Records shown: Begin

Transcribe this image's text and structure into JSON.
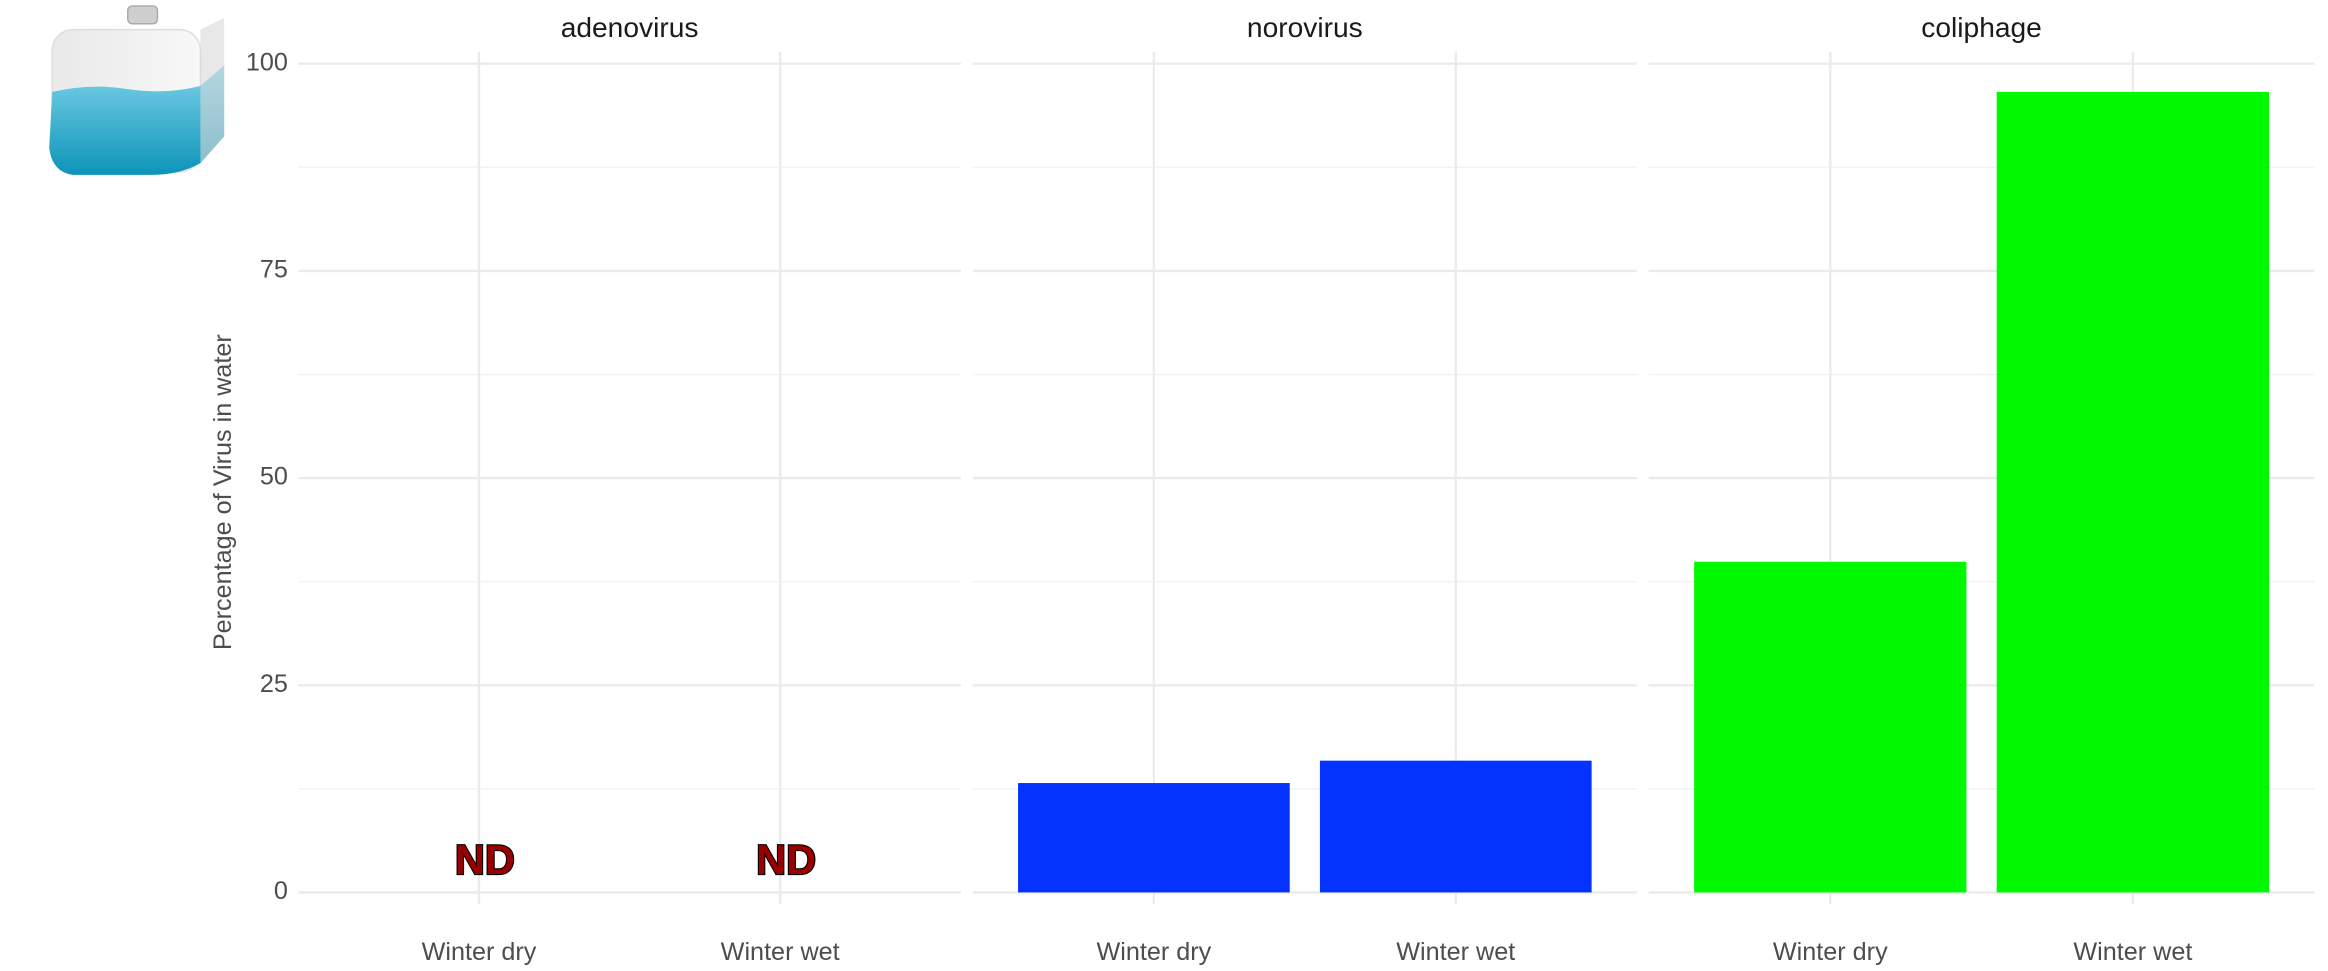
{
  "chart_data": [
    {
      "type": "bar",
      "title": "adenovirus",
      "y_label": "Percentage of Virus in water",
      "categories": [
        "Winter dry",
        "Winter wet"
      ],
      "values": [
        null,
        null
      ],
      "annotations": [
        "ND",
        "ND"
      ],
      "color": "#0433ff",
      "ylim": [
        0,
        100
      ],
      "yticks": [
        0,
        25,
        50,
        75,
        100
      ],
      "minor_yticks": [
        12.5,
        37.5,
        62.5,
        87.5
      ],
      "grid": true
    },
    {
      "type": "bar",
      "title": "norovirus",
      "categories": [
        "Winter dry",
        "Winter wet"
      ],
      "values": [
        13.2,
        15.9
      ],
      "color": "#0433ff",
      "ylim": [
        0,
        100
      ],
      "yticks": [
        0,
        25,
        50,
        75,
        100
      ],
      "minor_yticks": [
        12.5,
        37.5,
        62.5,
        87.5
      ],
      "grid": true
    },
    {
      "type": "bar",
      "title": "coliphage",
      "categories": [
        "Winter dry",
        "Winter wet"
      ],
      "values": [
        39.9,
        96.6
      ],
      "color": "#00f900",
      "ylim": [
        0,
        100
      ],
      "yticks": [
        0,
        25,
        50,
        75,
        100
      ],
      "minor_yticks": [
        12.5,
        37.5,
        62.5,
        87.5
      ],
      "grid": true
    }
  ]
}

Records shown: End

■ Required action
Every line above that includes the word "title" must appear in the answer.

■ Written solution
      "title": "adenovirus",
      "title": "norovirus",
      "title": "coliphage",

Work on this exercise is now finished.